__INPUT DATA__:
--- Start ---

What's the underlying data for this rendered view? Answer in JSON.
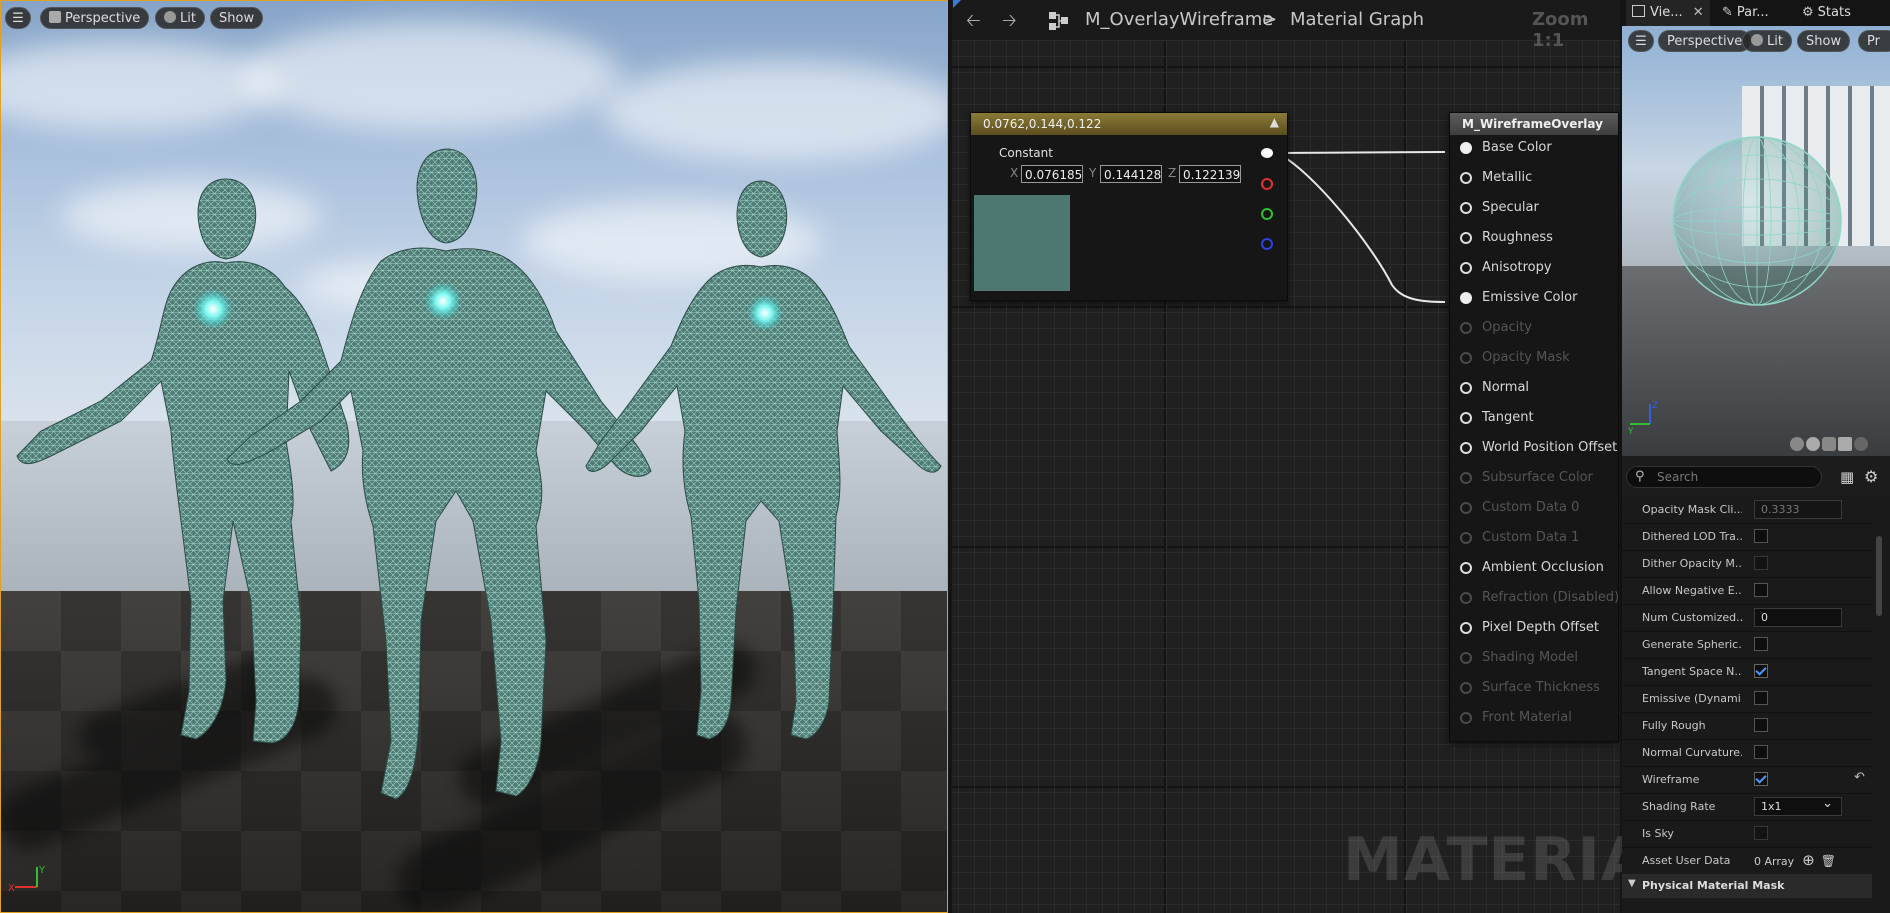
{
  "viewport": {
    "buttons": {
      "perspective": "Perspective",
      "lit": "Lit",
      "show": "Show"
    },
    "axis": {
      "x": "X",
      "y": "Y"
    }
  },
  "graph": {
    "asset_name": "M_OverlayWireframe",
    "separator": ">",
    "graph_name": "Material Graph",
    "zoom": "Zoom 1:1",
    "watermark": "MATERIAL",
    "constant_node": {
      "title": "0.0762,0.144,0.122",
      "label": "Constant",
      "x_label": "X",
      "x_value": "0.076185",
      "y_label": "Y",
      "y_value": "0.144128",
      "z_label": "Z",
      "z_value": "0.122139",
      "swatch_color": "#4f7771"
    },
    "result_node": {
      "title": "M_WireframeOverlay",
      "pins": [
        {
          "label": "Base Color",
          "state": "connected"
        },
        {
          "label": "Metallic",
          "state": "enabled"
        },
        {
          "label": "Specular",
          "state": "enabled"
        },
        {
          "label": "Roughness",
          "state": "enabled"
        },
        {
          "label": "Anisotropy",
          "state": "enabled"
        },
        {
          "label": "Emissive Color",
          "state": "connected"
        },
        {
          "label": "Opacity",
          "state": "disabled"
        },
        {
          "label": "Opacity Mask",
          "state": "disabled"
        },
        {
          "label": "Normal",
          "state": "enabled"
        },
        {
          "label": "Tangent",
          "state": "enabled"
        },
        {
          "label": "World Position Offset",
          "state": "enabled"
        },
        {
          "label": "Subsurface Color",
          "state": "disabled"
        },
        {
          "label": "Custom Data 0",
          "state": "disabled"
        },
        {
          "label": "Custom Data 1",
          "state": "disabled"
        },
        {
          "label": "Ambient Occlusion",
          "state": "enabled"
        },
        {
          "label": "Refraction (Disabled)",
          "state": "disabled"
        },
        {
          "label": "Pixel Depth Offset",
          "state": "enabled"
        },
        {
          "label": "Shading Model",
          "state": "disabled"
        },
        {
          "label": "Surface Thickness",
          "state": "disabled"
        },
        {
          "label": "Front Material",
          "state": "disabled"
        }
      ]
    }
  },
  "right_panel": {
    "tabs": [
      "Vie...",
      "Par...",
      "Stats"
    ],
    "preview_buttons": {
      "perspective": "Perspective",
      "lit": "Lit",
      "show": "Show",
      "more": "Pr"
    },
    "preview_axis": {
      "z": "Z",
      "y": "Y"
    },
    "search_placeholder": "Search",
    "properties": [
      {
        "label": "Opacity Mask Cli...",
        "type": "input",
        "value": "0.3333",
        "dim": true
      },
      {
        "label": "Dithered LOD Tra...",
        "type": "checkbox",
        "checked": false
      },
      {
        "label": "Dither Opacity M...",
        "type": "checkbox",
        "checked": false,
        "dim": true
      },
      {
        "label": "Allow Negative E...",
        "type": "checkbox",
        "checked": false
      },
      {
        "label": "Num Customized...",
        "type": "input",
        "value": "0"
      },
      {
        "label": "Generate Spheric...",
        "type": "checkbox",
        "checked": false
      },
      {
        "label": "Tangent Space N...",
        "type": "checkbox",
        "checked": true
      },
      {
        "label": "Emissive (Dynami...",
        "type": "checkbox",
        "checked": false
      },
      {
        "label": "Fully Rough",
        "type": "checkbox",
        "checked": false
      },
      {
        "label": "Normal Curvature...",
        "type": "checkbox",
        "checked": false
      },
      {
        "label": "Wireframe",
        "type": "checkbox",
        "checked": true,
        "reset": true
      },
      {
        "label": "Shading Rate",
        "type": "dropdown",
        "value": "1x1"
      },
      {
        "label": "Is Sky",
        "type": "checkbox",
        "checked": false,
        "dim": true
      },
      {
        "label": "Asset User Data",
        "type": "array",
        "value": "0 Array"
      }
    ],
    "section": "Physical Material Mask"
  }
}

--- End ---

__WHAT TO PRODUCE__: Print all the records again exactly; do not include any picture.

__RESULT OF THE TASK__:
What's the underlying data for this rendered view? Answer in JSON.
{
  "viewport": {
    "buttons": {
      "perspective": "Perspective",
      "lit": "Lit",
      "show": "Show"
    },
    "axis": {
      "x": "X",
      "y": "Y"
    }
  },
  "graph": {
    "asset_name": "M_OverlayWireframe",
    "separator": ">",
    "graph_name": "Material Graph",
    "zoom": "Zoom 1:1",
    "watermark": "MATERIAL",
    "constant_node": {
      "title": "0.0762,0.144,0.122",
      "label": "Constant",
      "x_label": "X",
      "x_value": "0.076185",
      "y_label": "Y",
      "y_value": "0.144128",
      "z_label": "Z",
      "z_value": "0.122139",
      "swatch_color": "#4f7771"
    },
    "result_node": {
      "title": "M_WireframeOverlay",
      "pins": [
        {
          "label": "Base Color",
          "state": "connected"
        },
        {
          "label": "Metallic",
          "state": "enabled"
        },
        {
          "label": "Specular",
          "state": "enabled"
        },
        {
          "label": "Roughness",
          "state": "enabled"
        },
        {
          "label": "Anisotropy",
          "state": "enabled"
        },
        {
          "label": "Emissive Color",
          "state": "connected"
        },
        {
          "label": "Opacity",
          "state": "disabled"
        },
        {
          "label": "Opacity Mask",
          "state": "disabled"
        },
        {
          "label": "Normal",
          "state": "enabled"
        },
        {
          "label": "Tangent",
          "state": "enabled"
        },
        {
          "label": "World Position Offset",
          "state": "enabled"
        },
        {
          "label": "Subsurface Color",
          "state": "disabled"
        },
        {
          "label": "Custom Data 0",
          "state": "disabled"
        },
        {
          "label": "Custom Data 1",
          "state": "disabled"
        },
        {
          "label": "Ambient Occlusion",
          "state": "enabled"
        },
        {
          "label": "Refraction (Disabled)",
          "state": "disabled"
        },
        {
          "label": "Pixel Depth Offset",
          "state": "enabled"
        },
        {
          "label": "Shading Model",
          "state": "disabled"
        },
        {
          "label": "Surface Thickness",
          "state": "disabled"
        },
        {
          "label": "Front Material",
          "state": "disabled"
        }
      ]
    }
  },
  "right_panel": {
    "tabs": [
      "Vie...",
      "Par...",
      "Stats"
    ],
    "preview_buttons": {
      "perspective": "Perspective",
      "lit": "Lit",
      "show": "Show",
      "more": "Pr"
    },
    "preview_axis": {
      "z": "Z",
      "y": "Y"
    },
    "search_placeholder": "Search",
    "properties": [
      {
        "label": "Opacity Mask Cli...",
        "type": "input",
        "value": "0.3333",
        "dim": true
      },
      {
        "label": "Dithered LOD Tra...",
        "type": "checkbox",
        "checked": false
      },
      {
        "label": "Dither Opacity M...",
        "type": "checkbox",
        "checked": false,
        "dim": true
      },
      {
        "label": "Allow Negative E...",
        "type": "checkbox",
        "checked": false
      },
      {
        "label": "Num Customized...",
        "type": "input",
        "value": "0"
      },
      {
        "label": "Generate Spheric...",
        "type": "checkbox",
        "checked": false
      },
      {
        "label": "Tangent Space N...",
        "type": "checkbox",
        "checked": true
      },
      {
        "label": "Emissive (Dynami...",
        "type": "checkbox",
        "checked": false
      },
      {
        "label": "Fully Rough",
        "type": "checkbox",
        "checked": false
      },
      {
        "label": "Normal Curvature...",
        "type": "checkbox",
        "checked": false
      },
      {
        "label": "Wireframe",
        "type": "checkbox",
        "checked": true,
        "reset": true
      },
      {
        "label": "Shading Rate",
        "type": "dropdown",
        "value": "1x1"
      },
      {
        "label": "Is Sky",
        "type": "checkbox",
        "checked": false,
        "dim": true
      },
      {
        "label": "Asset User Data",
        "type": "array",
        "value": "0 Array"
      }
    ],
    "section": "Physical Material Mask"
  }
}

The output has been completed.